▶ SHORT TASK: All entries must be repeated exactly; do not include the pictures.

▶ DATA EXTRACT:
####################

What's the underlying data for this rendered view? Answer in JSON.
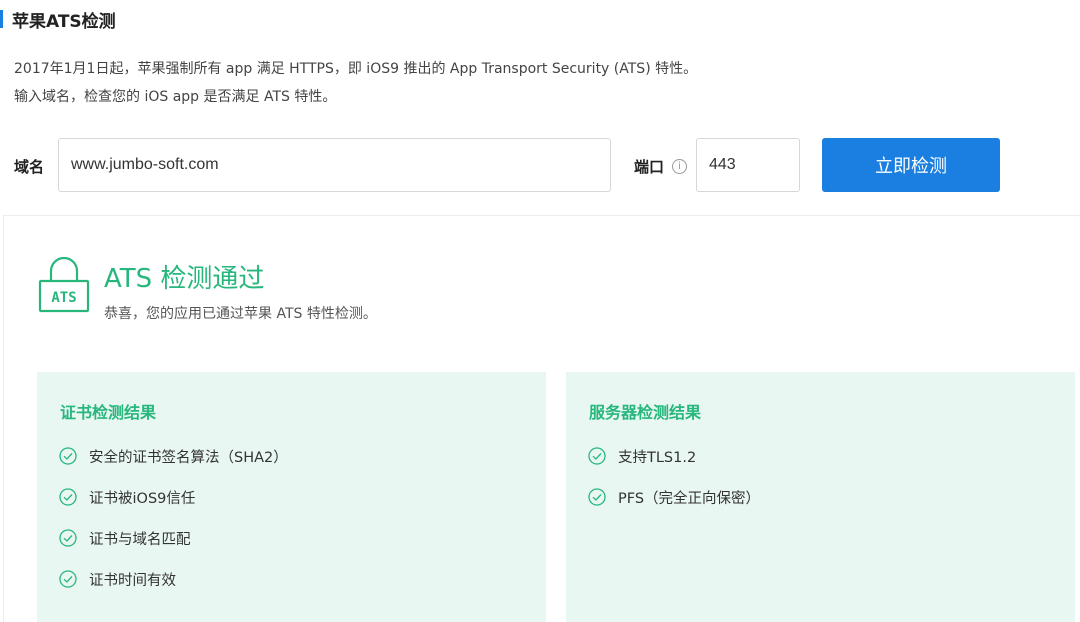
{
  "header": {
    "title": "苹果ATS检测"
  },
  "intro": {
    "line1": "2017年1月1日起，苹果强制所有 app 满足 HTTPS，即 iOS9 推出的 App Transport Security (ATS) 特性。",
    "line2": "输入域名，检查您的 iOS app 是否满足 ATS 特性。"
  },
  "form": {
    "domain_label": "域名",
    "domain_value": "www.jumbo-soft.com",
    "port_label": "端口",
    "port_value": "443",
    "info_symbol": "i",
    "submit_label": "立即检测"
  },
  "result": {
    "lock_text": "ATS",
    "title": "ATS 检测通过",
    "subtitle": "恭喜，您的应用已通过苹果 ATS 特性检测。"
  },
  "cert_card": {
    "title": "证书检测结果",
    "items": [
      "安全的证书签名算法（SHA2）",
      "证书被iOS9信任",
      "证书与域名匹配",
      "证书时间有效"
    ]
  },
  "server_card": {
    "title": "服务器检测结果",
    "items": [
      "支持TLS1.2",
      "PFS（完全正向保密）"
    ]
  },
  "colors": {
    "accent_blue": "#1a7fe0",
    "success_green": "#27b77c",
    "card_bg": "#e9f7f3"
  },
  "icons": {
    "lock": "lock-icon",
    "check": "check-circle-icon",
    "info": "info-icon"
  }
}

####################

▶ COMPLETE ANSWER:
What's the underlying data for this rendered view? Answer in JSON.
{
  "header": {
    "title": "苹果ATS检测"
  },
  "intro": {
    "line1": "2017年1月1日起，苹果强制所有 app 满足 HTTPS，即 iOS9 推出的 App Transport Security (ATS) 特性。",
    "line2": "输入域名，检查您的 iOS app 是否满足 ATS 特性。"
  },
  "form": {
    "domain_label": "域名",
    "domain_value": "www.jumbo-soft.com",
    "port_label": "端口",
    "port_value": "443",
    "info_symbol": "i",
    "submit_label": "立即检测"
  },
  "result": {
    "lock_text": "ATS",
    "title": "ATS 检测通过",
    "subtitle": "恭喜，您的应用已通过苹果 ATS 特性检测。"
  },
  "cert_card": {
    "title": "证书检测结果",
    "items": [
      "安全的证书签名算法（SHA2）",
      "证书被iOS9信任",
      "证书与域名匹配",
      "证书时间有效"
    ]
  },
  "server_card": {
    "title": "服务器检测结果",
    "items": [
      "支持TLS1.2",
      "PFS（完全正向保密）"
    ]
  },
  "colors": {
    "accent_blue": "#1a7fe0",
    "success_green": "#27b77c",
    "card_bg": "#e9f7f3"
  },
  "icons": {
    "lock": "lock-icon",
    "check": "check-circle-icon",
    "info": "info-icon"
  }
}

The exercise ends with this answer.